> **DESCRIPTION OF THE TASK**
Format every item below as a numbered list, omitting blank lines and leaving the pictures out.
◇ ◇ ◇ ◇ ◇
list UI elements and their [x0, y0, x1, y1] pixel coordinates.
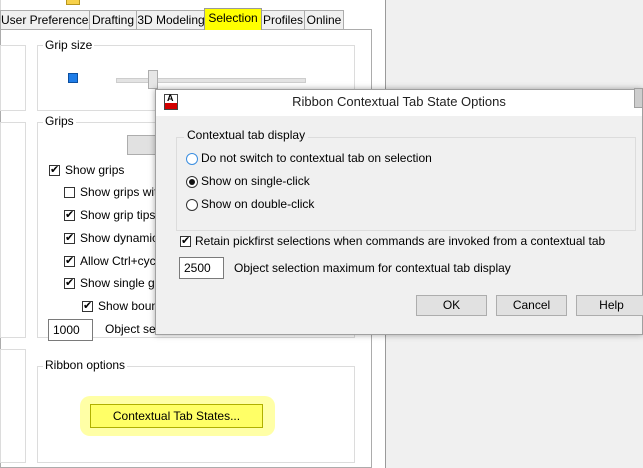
show-grips-checkbox[interactable] — [49, 163, 60, 177]
folder-icon — [66, 0, 80, 5]
allow-ctrl-cycling-checkbox[interactable] — [64, 254, 75, 268]
grip-size-label: Grip size — [43, 38, 95, 52]
show-boundary-checkbox[interactable] — [82, 299, 93, 313]
grips-label: Grips — [43, 114, 76, 128]
ribbon-contextual-tab-state-dialog: A Ribbon Contextual Tab State Options Co… — [155, 89, 643, 335]
show-grips-within-blocks-checkbox[interactable] — [64, 187, 75, 198]
object-selection-limit-input[interactable]: 1000 — [48, 319, 93, 341]
radio-double-click[interactable] — [186, 199, 198, 211]
left-group-fragment — [0, 45, 26, 111]
radio-no-switch-label: Do not switch to contextual tab on selec… — [201, 151, 432, 165]
tab-online[interactable]: Online — [304, 10, 344, 29]
object-selection-maximum-label: Object selection maximum for contextual … — [234, 261, 511, 275]
contextual-tab-states-button[interactable]: Contextual Tab States... — [90, 404, 263, 428]
radio-double-click-label: Show on double-click — [201, 197, 315, 211]
retain-pickfirst-label: Retain pickfirst selections when command… — [195, 234, 606, 248]
grip-size-slider-thumb[interactable] — [148, 70, 159, 89]
show-grips-label: Show grips — [65, 163, 125, 177]
tab-selection[interactable]: Selection — [204, 8, 262, 30]
grip-preview-icon — [68, 73, 78, 83]
ok-button[interactable]: OK — [416, 295, 487, 316]
grip-size-slider-track[interactable] — [116, 78, 306, 83]
ribbon-options-label: Ribbon options — [43, 358, 128, 372]
radio-single-click[interactable] — [186, 176, 198, 188]
radio-single-click-label: Show on single-click — [201, 174, 310, 188]
tab-user-preferences[interactable]: User Preferences — [0, 10, 94, 29]
left-group-fragment — [0, 349, 26, 463]
tab-profiles[interactable]: Profiles — [261, 10, 305, 29]
scrollbar-thumb[interactable] — [634, 88, 643, 108]
left-group-fragment — [0, 122, 26, 338]
show-single-grip-checkbox[interactable] — [64, 276, 75, 290]
radio-no-switch[interactable] — [186, 153, 198, 165]
show-grip-tips-checkbox[interactable] — [64, 208, 75, 222]
tab-drafting[interactable]: Drafting — [89, 10, 137, 29]
object-selection-limit-label: Object sel — [105, 322, 159, 336]
tab-3d-modeling[interactable]: 3D Modeling — [136, 10, 206, 29]
retain-pickfirst-checkbox[interactable] — [180, 234, 191, 248]
dialog-title: Ribbon Contextual Tab State Options — [292, 94, 506, 109]
object-selection-maximum-input[interactable]: 2500 — [179, 257, 224, 279]
show-grip-tips-label: Show grip tips — [80, 208, 156, 222]
contextual-tab-display-label: Contextual tab display — [184, 128, 309, 142]
help-button[interactable]: Help — [576, 295, 643, 316]
cancel-button[interactable]: Cancel — [496, 295, 567, 316]
show-dynamic-grip-menu-checkbox[interactable] — [64, 231, 75, 245]
show-grips-within-blocks-label: Show grips with — [80, 185, 165, 199]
◇ ◇ ◇ ◇ ◇
> **FULL ANSWER**
1. list UI elements and their [x0, y0, x1, y1] pixel coordinates.
2. show-grips-checkbox[interactable] — [49, 163, 60, 177]
3. folder-icon — [66, 0, 80, 5]
4. allow-ctrl-cycling-checkbox[interactable] — [64, 254, 75, 268]
5. grip-size-label: Grip size — [43, 38, 95, 52]
6. show-boundary-checkbox[interactable] — [82, 299, 93, 313]
7. grips-label: Grips — [43, 114, 76, 128]
8. ribbon-contextual-tab-state-dialog: A Ribbon Contextual Tab State Options Co… — [155, 89, 643, 335]
9. show-grips-within-blocks-checkbox[interactable] — [64, 187, 75, 198]
10. object-selection-limit-input[interactable]: 1000 — [48, 319, 93, 341]
11. radio-double-click[interactable] — [186, 199, 198, 211]
12. left-group-fragment — [0, 45, 26, 111]
13. radio-no-switch-label: Do not switch to contextual tab on selec… — [201, 151, 432, 165]
14. tab-online[interactable]: Online — [304, 10, 344, 29]
15. object-selection-maximum-label: Object selection maximum for contextual … — [234, 261, 511, 275]
16. contextual-tab-states-button[interactable]: Contextual Tab States... — [90, 404, 263, 428]
17. radio-double-click-label: Show on double-click — [201, 197, 315, 211]
18. retain-pickfirst-label: Retain pickfirst selections when command… — [195, 234, 606, 248]
19. grip-size-slider-thumb[interactable] — [148, 70, 159, 89]
20. show-grips-label: Show grips — [65, 163, 125, 177]
21. tab-selection[interactable]: Selection — [204, 8, 262, 30]
22. grip-preview-icon — [68, 73, 78, 83]
23. ok-button[interactable]: OK — [416, 295, 487, 316]
24. grip-size-slider-track[interactable] — [116, 78, 306, 83]
25. ribbon-options-label: Ribbon options — [43, 358, 128, 372]
26. radio-single-click[interactable] — [186, 176, 198, 188]
27. radio-single-click-label: Show on single-click — [201, 174, 310, 188]
28. tab-user-preferences[interactable]: User Preferences — [0, 10, 94, 29]
29. left-group-fragment — [0, 349, 26, 463]
30. tab-profiles[interactable]: Profiles — [261, 10, 305, 29]
31. scrollbar-thumb[interactable] — [634, 88, 643, 108]
32. left-group-fragment — [0, 122, 26, 338]
33. show-single-grip-checkbox[interactable] — [64, 276, 75, 290]
34. radio-no-switch[interactable] — [186, 153, 198, 165]
35. show-grip-tips-checkbox[interactable] — [64, 208, 75, 222]
36. tab-drafting[interactable]: Drafting — [89, 10, 137, 29]
37. object-selection-limit-label: Object sel — [105, 322, 159, 336]
38. tab-3d-modeling[interactable]: 3D Modeling — [136, 10, 206, 29]
39. retain-pickfirst-checkbox[interactable] — [180, 234, 191, 248]
40. dialog-title: Ribbon Contextual Tab State Options — [292, 94, 506, 109]
41. object-selection-maximum-input[interactable]: 2500 — [179, 257, 224, 279]
42. show-grip-tips-label: Show grip tips — [80, 208, 156, 222]
43. contextual-tab-display-label: Contextual tab display — [184, 128, 309, 142]
44. help-button[interactable]: Help — [576, 295, 643, 316]
45. cancel-button[interactable]: Cancel — [496, 295, 567, 316]
46. show-dynamic-grip-menu-checkbox[interactable] — [64, 231, 75, 245]
47. show-grips-within-blocks-label: Show grips with — [80, 185, 165, 199]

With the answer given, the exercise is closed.